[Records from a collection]
[START]
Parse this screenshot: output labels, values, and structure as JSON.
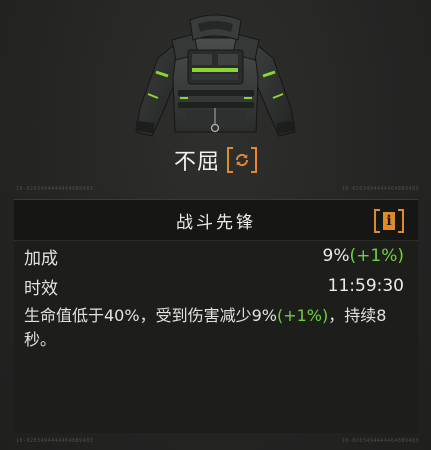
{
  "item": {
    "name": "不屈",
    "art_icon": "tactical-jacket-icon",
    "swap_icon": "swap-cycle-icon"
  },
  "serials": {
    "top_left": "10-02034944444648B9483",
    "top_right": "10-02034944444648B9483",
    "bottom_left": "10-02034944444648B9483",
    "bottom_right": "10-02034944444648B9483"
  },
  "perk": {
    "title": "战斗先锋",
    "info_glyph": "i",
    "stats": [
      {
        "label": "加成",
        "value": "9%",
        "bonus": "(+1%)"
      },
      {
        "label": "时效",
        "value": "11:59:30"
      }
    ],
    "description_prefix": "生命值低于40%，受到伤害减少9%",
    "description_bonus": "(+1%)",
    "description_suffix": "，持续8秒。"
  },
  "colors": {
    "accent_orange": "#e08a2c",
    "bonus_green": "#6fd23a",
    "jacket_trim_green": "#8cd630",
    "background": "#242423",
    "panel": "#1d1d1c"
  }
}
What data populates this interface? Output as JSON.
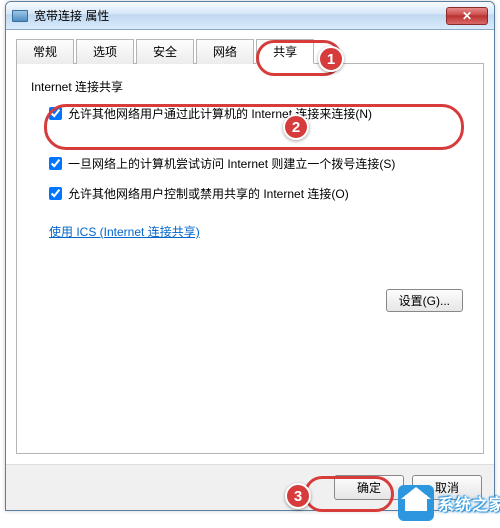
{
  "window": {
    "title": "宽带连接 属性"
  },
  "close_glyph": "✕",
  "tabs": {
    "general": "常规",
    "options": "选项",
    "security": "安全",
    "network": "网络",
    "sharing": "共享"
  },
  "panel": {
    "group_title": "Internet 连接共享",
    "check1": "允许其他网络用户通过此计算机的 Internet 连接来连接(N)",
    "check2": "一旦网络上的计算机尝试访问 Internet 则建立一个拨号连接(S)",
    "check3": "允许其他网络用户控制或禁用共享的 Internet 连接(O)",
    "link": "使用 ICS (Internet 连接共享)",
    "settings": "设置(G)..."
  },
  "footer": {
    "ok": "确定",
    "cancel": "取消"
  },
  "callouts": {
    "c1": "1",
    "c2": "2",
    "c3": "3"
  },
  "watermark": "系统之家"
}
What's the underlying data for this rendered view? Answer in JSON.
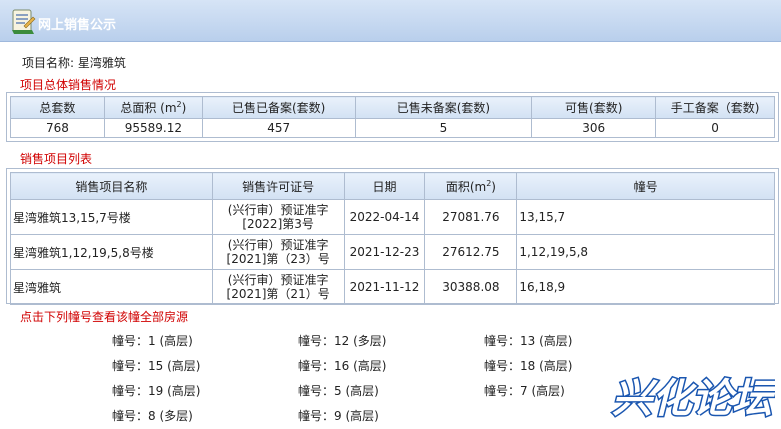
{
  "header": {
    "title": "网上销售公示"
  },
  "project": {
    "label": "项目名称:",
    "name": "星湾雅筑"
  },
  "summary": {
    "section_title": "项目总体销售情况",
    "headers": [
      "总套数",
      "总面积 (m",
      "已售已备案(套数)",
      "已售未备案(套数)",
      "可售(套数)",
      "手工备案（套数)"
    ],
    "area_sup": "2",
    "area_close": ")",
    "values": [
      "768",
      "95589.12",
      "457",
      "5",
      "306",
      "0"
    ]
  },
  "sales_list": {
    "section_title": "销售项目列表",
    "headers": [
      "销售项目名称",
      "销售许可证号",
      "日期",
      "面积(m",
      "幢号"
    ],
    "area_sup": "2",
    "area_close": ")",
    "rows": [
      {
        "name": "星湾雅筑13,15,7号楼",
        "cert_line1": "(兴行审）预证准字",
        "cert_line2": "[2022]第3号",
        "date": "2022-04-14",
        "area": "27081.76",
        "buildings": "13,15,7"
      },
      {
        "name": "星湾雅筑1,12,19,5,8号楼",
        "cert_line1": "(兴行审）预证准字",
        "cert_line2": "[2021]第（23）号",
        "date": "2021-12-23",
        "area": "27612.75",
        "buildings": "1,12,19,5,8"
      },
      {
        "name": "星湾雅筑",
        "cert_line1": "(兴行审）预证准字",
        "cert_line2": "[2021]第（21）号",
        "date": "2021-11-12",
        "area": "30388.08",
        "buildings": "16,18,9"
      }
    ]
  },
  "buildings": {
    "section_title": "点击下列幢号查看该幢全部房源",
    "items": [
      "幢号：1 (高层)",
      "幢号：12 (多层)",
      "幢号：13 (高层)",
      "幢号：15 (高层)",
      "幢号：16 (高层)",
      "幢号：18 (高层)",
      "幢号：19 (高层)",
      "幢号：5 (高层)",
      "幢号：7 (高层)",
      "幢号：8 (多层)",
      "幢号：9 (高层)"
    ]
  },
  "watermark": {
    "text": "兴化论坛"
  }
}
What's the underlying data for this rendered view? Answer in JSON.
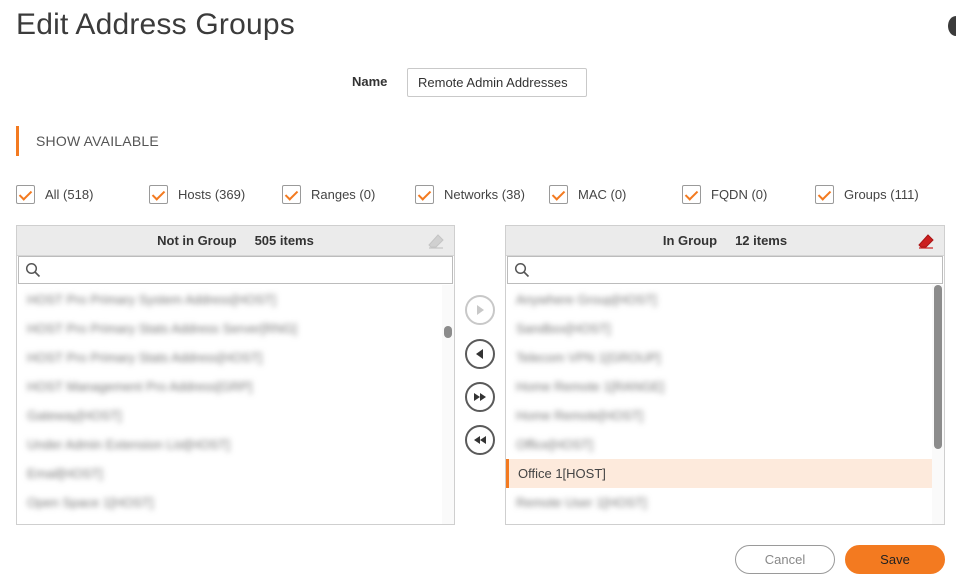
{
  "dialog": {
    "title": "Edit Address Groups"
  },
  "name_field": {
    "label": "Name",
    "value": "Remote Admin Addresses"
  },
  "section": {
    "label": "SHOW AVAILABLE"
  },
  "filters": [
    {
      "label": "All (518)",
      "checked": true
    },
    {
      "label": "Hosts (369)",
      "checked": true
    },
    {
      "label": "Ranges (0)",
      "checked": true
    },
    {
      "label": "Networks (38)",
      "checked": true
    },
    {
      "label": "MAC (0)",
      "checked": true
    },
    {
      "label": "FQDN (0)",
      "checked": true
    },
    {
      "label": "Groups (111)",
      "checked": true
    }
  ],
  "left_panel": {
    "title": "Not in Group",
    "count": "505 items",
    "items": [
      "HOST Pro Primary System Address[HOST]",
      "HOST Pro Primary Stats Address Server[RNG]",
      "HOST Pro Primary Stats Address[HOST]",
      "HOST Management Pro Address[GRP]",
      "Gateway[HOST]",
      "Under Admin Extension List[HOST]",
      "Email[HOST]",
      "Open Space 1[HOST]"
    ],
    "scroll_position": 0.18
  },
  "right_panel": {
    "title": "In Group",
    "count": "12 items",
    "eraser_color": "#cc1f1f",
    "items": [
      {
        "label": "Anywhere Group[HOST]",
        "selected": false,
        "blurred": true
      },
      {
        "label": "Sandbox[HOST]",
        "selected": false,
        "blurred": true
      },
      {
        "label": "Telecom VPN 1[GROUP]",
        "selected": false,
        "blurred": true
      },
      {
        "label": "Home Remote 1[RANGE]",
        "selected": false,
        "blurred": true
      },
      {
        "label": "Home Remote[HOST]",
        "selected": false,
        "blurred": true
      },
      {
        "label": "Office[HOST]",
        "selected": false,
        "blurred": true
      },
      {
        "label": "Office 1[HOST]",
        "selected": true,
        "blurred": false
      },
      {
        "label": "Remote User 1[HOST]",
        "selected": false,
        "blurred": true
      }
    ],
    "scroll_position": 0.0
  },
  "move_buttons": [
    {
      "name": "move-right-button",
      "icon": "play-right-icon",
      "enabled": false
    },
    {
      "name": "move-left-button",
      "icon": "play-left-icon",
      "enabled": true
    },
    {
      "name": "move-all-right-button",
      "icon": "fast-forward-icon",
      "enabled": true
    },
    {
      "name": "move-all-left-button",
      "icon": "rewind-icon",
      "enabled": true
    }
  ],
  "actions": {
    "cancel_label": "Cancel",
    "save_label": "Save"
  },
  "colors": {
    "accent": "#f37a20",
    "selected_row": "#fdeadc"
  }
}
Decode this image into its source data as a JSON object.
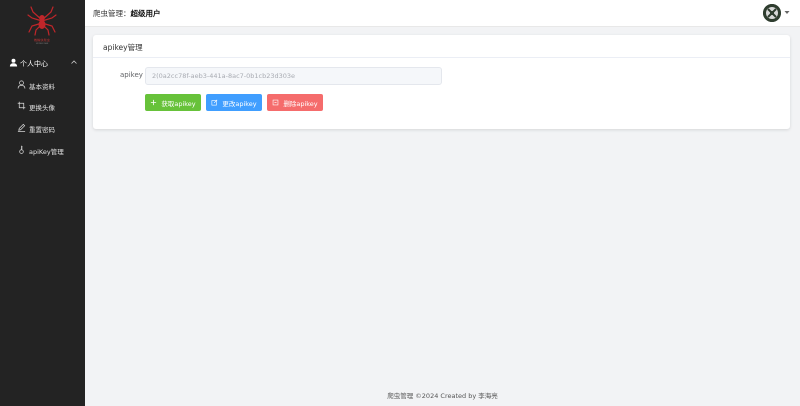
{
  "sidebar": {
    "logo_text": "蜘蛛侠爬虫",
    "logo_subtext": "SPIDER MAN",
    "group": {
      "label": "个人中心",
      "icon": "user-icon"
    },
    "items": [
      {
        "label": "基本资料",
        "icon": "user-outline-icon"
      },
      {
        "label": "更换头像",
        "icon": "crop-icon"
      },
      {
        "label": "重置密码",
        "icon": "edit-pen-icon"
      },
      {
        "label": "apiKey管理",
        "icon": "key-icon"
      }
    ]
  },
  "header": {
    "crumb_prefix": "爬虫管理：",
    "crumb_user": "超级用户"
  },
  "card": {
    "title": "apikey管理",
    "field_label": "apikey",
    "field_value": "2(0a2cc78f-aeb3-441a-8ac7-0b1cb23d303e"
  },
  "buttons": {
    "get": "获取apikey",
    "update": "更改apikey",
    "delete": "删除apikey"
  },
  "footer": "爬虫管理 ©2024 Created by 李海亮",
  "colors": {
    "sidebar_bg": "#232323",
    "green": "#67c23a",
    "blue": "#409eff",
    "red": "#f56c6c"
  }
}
[END]
## Aim of the task
Identify the lines in the entries above that contain "icon", then copy them out.

## The output
    "art_icon": "tactical-jacket-icon",
    "swap_icon": "swap-cycle-icon"
      "icon": "play-right-icon",
      "icon": "play-left-icon",
      "icon": "fast-forward-icon",
      "icon": "rewind-icon",
      "icon": "user-icon"
        "icon": "user-outline-icon"
        "icon": "crop-icon"
        "icon": "edit-pen-icon"
        "icon": "key-icon"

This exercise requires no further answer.